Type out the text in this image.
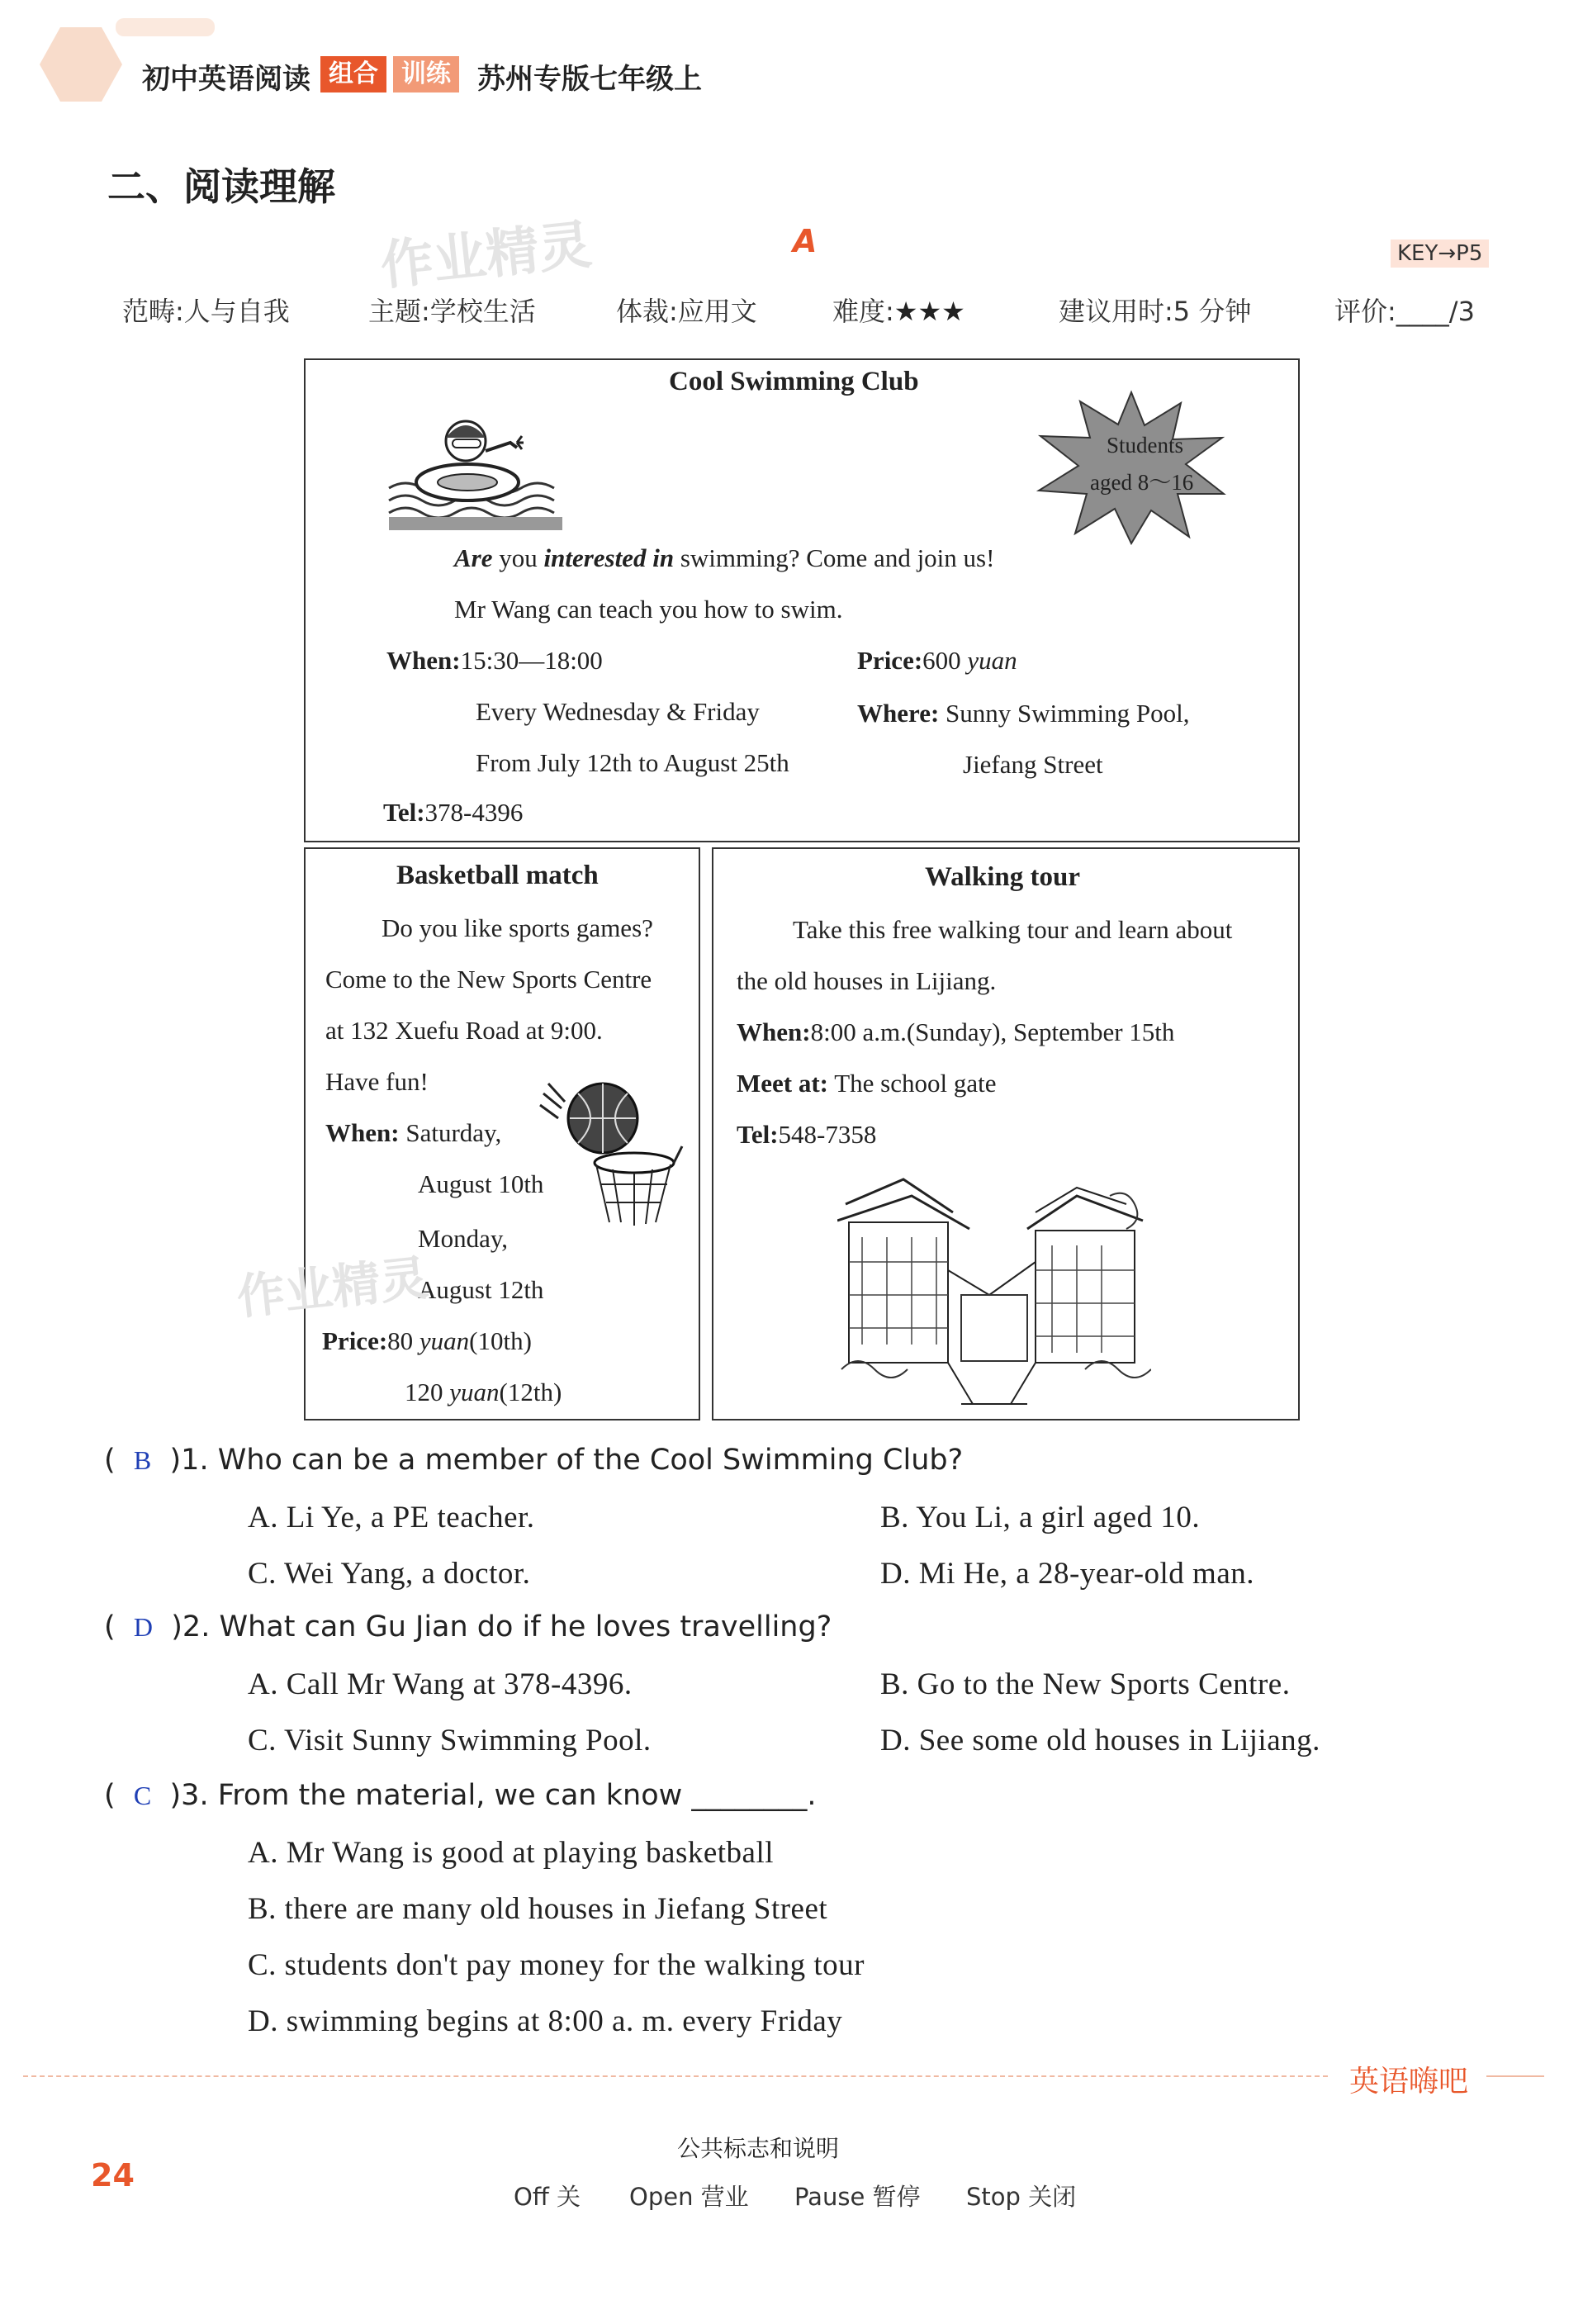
初中英语阅读 组合 训练 苏州专版七年级上
二、阅读理解
作业精灵	A	KEY→P5
范畴:人与自我	主题:学校生活	体裁:应用文	难度:★★★	建议用时:5 分钟	评价:____/3
Cool Swimming Club
Students
aged 8～16
Are you interested in swimming? Come and join us!
Mr Wang can teach you how to swim.
When:15:30—18:00
Every Wednesday & Friday
From July 12th to August 25th
Price:600 yuan
Where: Sunny Swimming Pool,
Jiefang Street
Tel:378-4396
Basketball match
Do you like sports games?
Come to the New Sports Centre
at 132 Xuefu Road at 9:00.
Have fun!
When: Saturday,
August 10th
Monday,
August 12th
Price:80 yuan(10th)
120 yuan(12th)
作业精灵
Walking tour
Take this free walking tour and learn about
the old houses in Lijiang.
When:8:00 a.m.(Sunday), September 15th
Meet at: The school gate
Tel:548-7358
(  B )1. Who can be a member of the Cool Swimming Club?
A. Li Ye, a PE teacher.	B. You Li, a girl aged 10.
C. Wei Yang, a doctor.	D. Mi He, a 28-year-old man.
(  D )2. What can Gu Jian do if he loves travelling?
A. Call Mr Wang at 378-4396.	B. Go to the New Sports Centre.
C. Visit Sunny Swimming Pool.	D. See some old houses in Lijiang.
(  C )3. From the material, we can know ________.
A. Mr Wang is good at playing basketball
B. there are many old houses in Jiefang Street
C. students don't pay money for the walking tour
D. swimming begins at 8:00 a. m. every Friday
英语嗨吧
24
公共标志和说明
Off 关 Open 营业 Pause 暂停 Stop 关闭
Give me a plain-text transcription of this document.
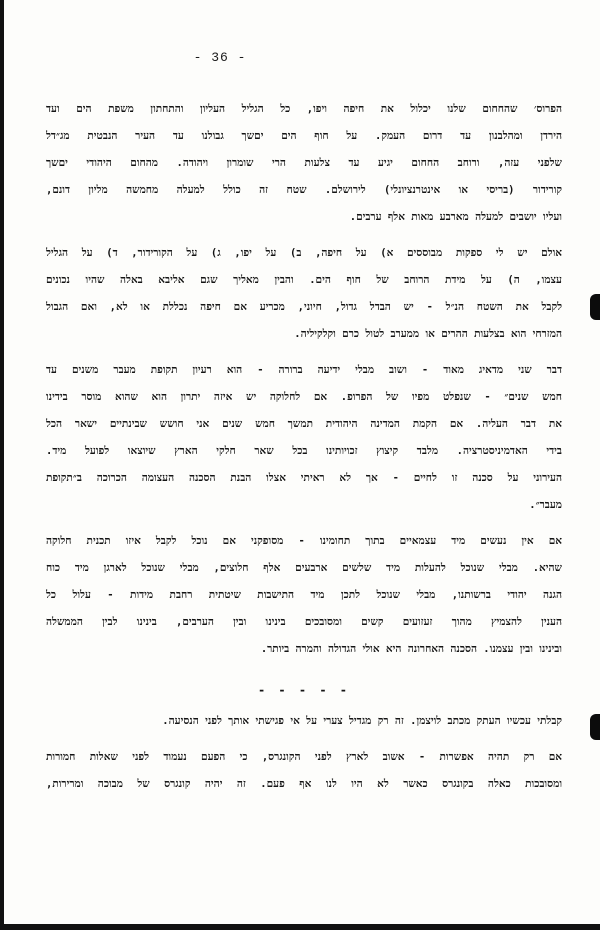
- 36 -
הפרוס׳ שהחחום שלנו יכלול את חיפה ויפו, כל הגליל העליון והתחתון משפת הים ועד
הירדן ומהלבנון עד דרום העמק. על חוף הים יםשך גבולנו עד העיר הנבטית מג״דל
שלפני עזה, ורוחב החחום יגיע עד צלעות הרי שומרון ויהודה. מהחום היהודי יםשך
קורידור (בריסי או אינטרנציונלי) לירושלם. שטח זה כולל למעלה מחמשה מליון דונם,
ועליו יושבים למעלה מארבע מאות אלף ערבים.
אולם יש לי ספקות מבוססים א) על חיפה, ב) על יפו, ג) על הקורידור, ד) על הגליל
עצמו, ה) על מידת הרוחב של חוף הים. והבין מאליך שגם אליבא באלה שהיו נכונים
לקבל את השטח הנ״ל - יש הבדל גדול, חיוני, מכריע אם חיפה נכללת או לא, ואם הגבול
המזרחי הוא בצלעות ההרים או ממערב לטול כרם וקלקיליה.
דבר שני מדאיג מאוד - ושוב מבלי ידיעה ברורה - הוא רעיון תקופת מעבר משנים עד
חמש שנים״ - שנפלט מפיו של הפרופ. אם לחלוקה יש איזה יתרון הוא שהוא מוסר בידינו
את דבר העליה. אם הקמת המדינה היהודית תמשך חמש שנים אני חושש שבינתיים ישאר הכל
בידי האדמיניסטרציה. מלבד קיצוץ זכויותינו בכל שאר חלקי הארץ שיוצאו לפועל מיד.
העירוני על סכנה זו לחיים - אך לא ראיתי אצלו הבנת הסכנה העצומה הכרוכה ב״תקופת
מעבר״.
אם אין נעשים מיד עצמאיים בתוך תחומינו - מסופקני אם נוכל לקבל איזו תכנית חלוקה
שהיא. מבלי שנוכל להעלות מיד שלשים ארבעים אלף חלוצים, מבלי שנוכל לארגן מיד כוח
הגנה יהודי ברשותנו, מבלי שנוכל לתכן מיד התישבות שיטתית רחבת מידות - עלול כל
הענין להצמיץ מהוך זעזועים קשים ומסובכים בינינו ובין הערבים, בינינו לבין הממשלה
ובינינו ובין עצמנו. הסכנה האחרונה היא אולי הגדולה והמרה ביותר.
- - - - -
קבלתי עכשיו העתק מכתב לויצמן. זה רק מגדיל צערי על אי פגישתי אותך לפני הנסיעה.
אם רק תהיה אפשרות - אשוב לארץ לפני הקונגרס, כי הפעם נעמוד לפני שאלות חמורות
ומסובכות כאלה בקונגרס כאשר לא היו לנו אף פעם. זה יהיה קונגרס של מבוכה ומרירות,
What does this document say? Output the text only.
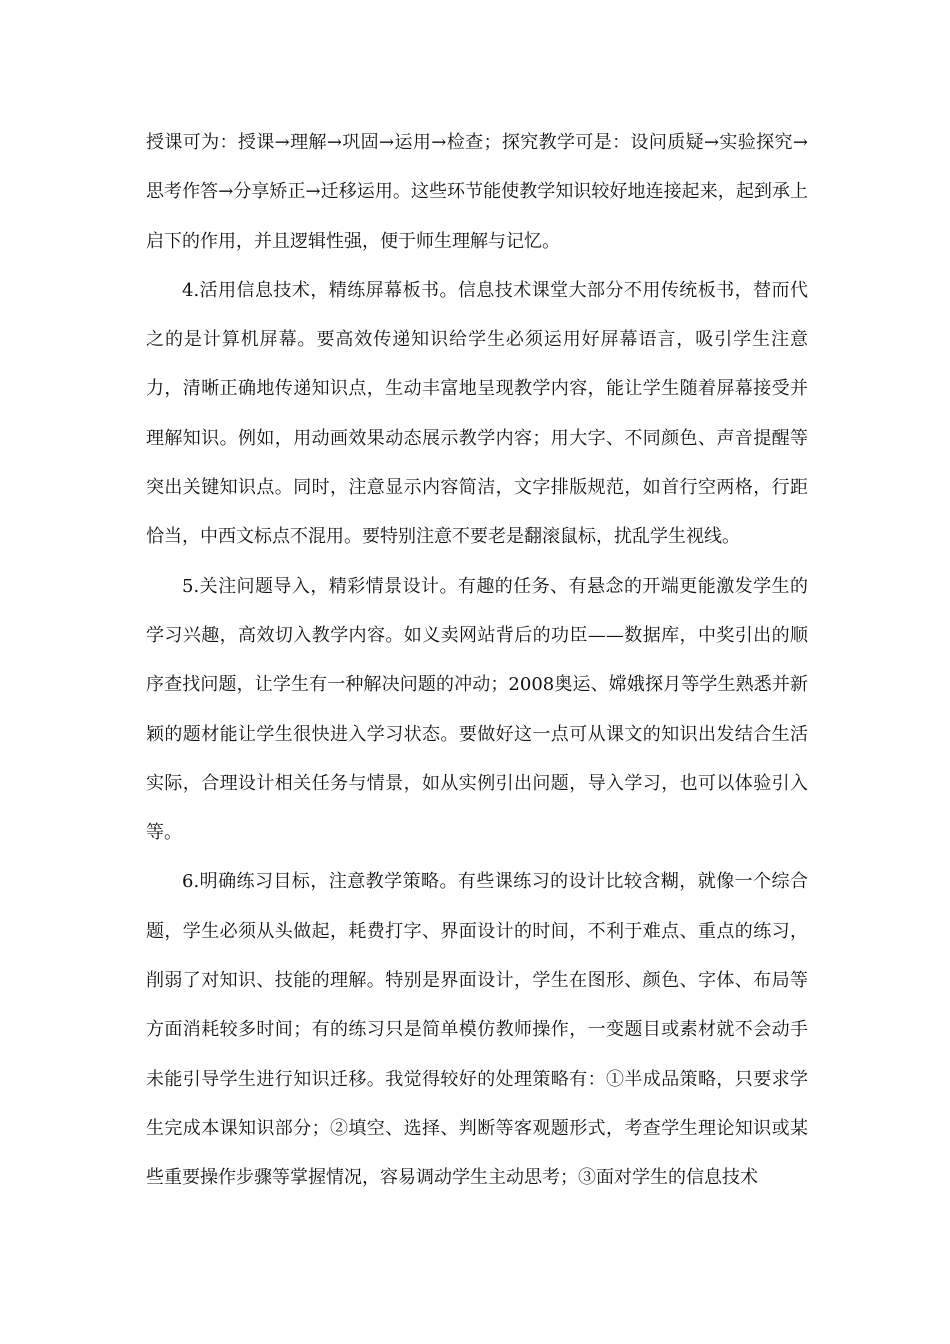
授课可为：授课→理解→巩固→运用→检查；探究教学可是：设问质疑→实验探究→思考作答→分享矫正→迁移运用。这些环节能使教学知识较好地连接起来，起到承上启下的作用，并且逻辑性强，便于师生理解与记忆。

4.活用信息技术，精练屏幕板书。信息技术课堂大部分不用传统板书，替而代之的是计算机屏幕。要高效传递知识给学生必须运用好屏幕语言，吸引学生注意力，清晰正确地传递知识点，生动丰富地呈现教学内容，能让学生随着屏幕接受并理解知识。例如，用动画效果动态展示教学内容；用大字、不同颜色、声音提醒等突出关键知识点。同时，注意显示内容简洁，文字排版规范，如首行空两格，行距恰当，中西文标点不混用。要特别注意不要老是翻滚鼠标，扰乱学生视线。

5.关注问题导入，精彩情景设计。有趣的任务、有悬念的开端更能激发学生的学习兴趣，高效切入教学内容。如义卖网站背后的功臣——数据库，中奖引出的顺序查找问题，让学生有一种解决问题的冲动；2008奥运、嫦娥探月等学生熟悉并新颖的题材能让学生很快进入学习状态。要做好这一点可从课文的知识出发结合生活实际，合理设计相关任务与情景，如从实例引出问题，导入学习，也可以体验引入等。

6.明确练习目标，注意教学策略。有些课练习的设计比较含糊，就像一个综合题，学生必须从头做起，耗费打字、界面设计的时间，不利于难点、重点的练习，削弱了对知识、技能的理解。特别是界面设计，学生在图形、颜色、字体、布局等方面消耗较多时间；有的练习只是简单模仿教师操作，一变题目或素材就不会动手未能引导学生进行知识迁移。我觉得较好的处理策略有：①半成品策略，只要求学生完成本课知识部分；②填空、选择、判断等客观题形式，考查学生理论知识或某些重要操作步骤等掌握情况，容易调动学生主动思考；③面对学生的信息技术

§

#### What you need to do:
Quote everything in the listing above exactly; pictures are the only thing to omit.

#### Answer in full:
Type out the text in this image.
初中英语阅读 组合 训练 苏州专版七年级上
二、阅读理解
作业精灵	A	KEY→P5
范畴:人与自我	主题:学校生活	体裁:应用文	难度:★★★	建议用时:5 分钟	评价:____/3
Cool Swimming Club
Students
aged 8～16
Are you interested in swimming? Come and join us!
Mr Wang can teach you how to swim.
When:15:30—18:00
Every Wednesday & Friday
From July 12th to August 25th
Price:600 yuan
Where: Sunny Swimming Pool,
Jiefang Street
Tel:378-4396
Basketball match
Do you like sports games?
Come to the New Sports Centre
at 132 Xuefu Road at 9:00.
Have fun!
When: Saturday,
August 10th
Monday,
August 12th
Price:80 yuan(10th)
120 yuan(12th)
作业精灵
Walking tour
Take this free walking tour and learn about
the old houses in Lijiang.
When:8:00 a.m.(Sunday), September 15th
Meet at: The school gate
Tel:548-7358
(  B )1. Who can be a member of the Cool Swimming Club?
A. Li Ye, a PE teacher.	B. You Li, a girl aged 10.
C. Wei Yang, a doctor.	D. Mi He, a 28-year-old man.
(  D )2. What can Gu Jian do if he loves travelling?
A. Call Mr Wang at 378-4396.	B. Go to the New Sports Centre.
C. Visit Sunny Swimming Pool.	D. See some old houses in Lijiang.
(  C )3. From the material, we can know ________.
A. Mr Wang is good at playing basketball
B. there are many old houses in Jiefang Street
C. students don't pay money for the walking tour
D. swimming begins at 8:00 a. m. every Friday
英语嗨吧
24
公共标志和说明
Off 关 Open 营业 Pause 暂停 Stop 关闭
Give me a plain-text transcription of this document.
- 36 -
הפרוס׳ שהחחום שלנו יכלול את חיפה ויפו, כל הגליל העליון והתחתון משפת הים ועד
הירדן ומהלבנון עד דרום העמק. על חוף הים יםשך גבולנו עד העיר הנבטית מג״דל
שלפני עזה, ורוחב החחום יגיע עד צלעות הרי שומרון ויהודה. מהחום היהודי יםשך
קורידור (בריסי או אינטרנציונלי) לירושלם. שטח זה כולל למעלה מחמשה מליון דונם,
ועליו יושבים למעלה מארבע מאות אלף ערבים.
אולם יש לי ספקות מבוססים א) על חיפה, ב) על יפו, ג) על הקורידור, ד) על הגליל
עצמו, ה) על מידת הרוחב של חוף הים. והבין מאליך שגם אליבא באלה שהיו נכונים
לקבל את השטח הנ״ל - יש הבדל גדול, חיוני, מכריע אם חיפה נכללת או לא, ואם הגבול
המזרחי הוא בצלעות ההרים או ממערב לטול כרם וקלקיליה.
דבר שני מדאיג מאוד - ושוב מבלי ידיעה ברורה - הוא רעיון תקופת מעבר משנים עד
חמש שנים״ - שנפלט מפיו של הפרופ. אם לחלוקה יש איזה יתרון הוא שהוא מוסר בידינו
את דבר העליה. אם הקמת המדינה היהודית תמשך חמש שנים אני חושש שבינתיים ישאר הכל
בידי האדמיניסטרציה. מלבד קיצוץ זכויותינו בכל שאר חלקי הארץ שיוצאו לפועל מיד.
העירוני על סכנה זו לחיים - אך לא ראיתי אצלו הבנת הסכנה העצומה הכרוכה ב״תקופת
מעבר״.
אם אין נעשים מיד עצמאיים בתוך תחומינו - מסופקני אם נוכל לקבל איזו תכנית חלוקה
שהיא. מבלי שנוכל להעלות מיד שלשים ארבעים אלף חלוצים, מבלי שנוכל לארגן מיד כוח
הגנה יהודי ברשותנו, מבלי שנוכל לתכן מיד התישבות שיטתית רחבת מידות - עלול כל
הענין להצמיץ מהוך זעזועים קשים ומסובכים בינינו ובין הערבים, בינינו לבין הממשלה
ובינינו ובין עצמנו. הסכנה האחרונה היא אולי הגדולה והמרה ביותר.
- - - - -
קבלתי עכשיו העתק מכתב לויצמן. זה רק מגדיל צערי על אי פגישתי אותך לפני הנסיעה.
אם רק תהיה אפשרות - אשוב לארץ לפני הקונגרס, כי הפעם נעמוד לפני שאלות חמורות
ומסובכות כאלה בקונגרס כאשר לא היו לנו אף פעם. זה יהיה קונגרס של מבוכה ומרירות,
What does this document say? Output the text only.
授课可为：授课→理解→巩固→运用→检查；探究教学可是：设问质疑→实验探究→思考作答→分享矫正→迁移运用。这些环节能使教学知识较好地连接起来，起到承上启下的作用，并且逻辑性强，便于师生理解与记忆。

4.活用信息技术，精练屏幕板书。信息技术课堂大部分不用传统板书，替而代之的是计算机屏幕。要高效传递知识给学生必须运用好屏幕语言，吸引学生注意力，清晰正确地传递知识点，生动丰富地呈现教学内容，能让学生随着屏幕接受并理解知识。例如，用动画效果动态展示教学内容；用大字、不同颜色、声音提醒等突出关键知识点。同时，注意显示内容简洁，文字排版规范，如首行空两格，行距恰当，中西文标点不混用。要特别注意不要老是翻滚鼠标，扰乱学生视线。

5.关注问题导入，精彩情景设计。有趣的任务、有悬念的开端更能激发学生的学习兴趣，高效切入教学内容。如义卖网站背后的功臣——数据库，中奖引出的顺序查找问题，让学生有一种解决问题的冲动；2008奥运、嫦娥探月等学生熟悉并新颖的题材能让学生很快进入学习状态。要做好这一点可从课文的知识出发结合生活实际，合理设计相关任务与情景，如从实例引出问题，导入学习，也可以体验引入等。

6.明确练习目标，注意教学策略。有些课练习的设计比较含糊，就像一个综合题，学生必须从头做起，耗费打字、界面设计的时间，不利于难点、重点的练习，削弱了对知识、技能的理解。特别是界面设计，学生在图形、颜色、字体、布局等方面消耗较多时间；有的练习只是简单模仿教师操作，一变题目或素材就不会动手未能引导学生进行知识迁移。我觉得较好的处理策略有：①半成品策略，只要求学生完成本课知识部分；②填空、选择、判断等客观题形式，考查学生理论知识或某些重要操作步骤等掌握情况，容易调动学生主动思考；③面对学生的信息技术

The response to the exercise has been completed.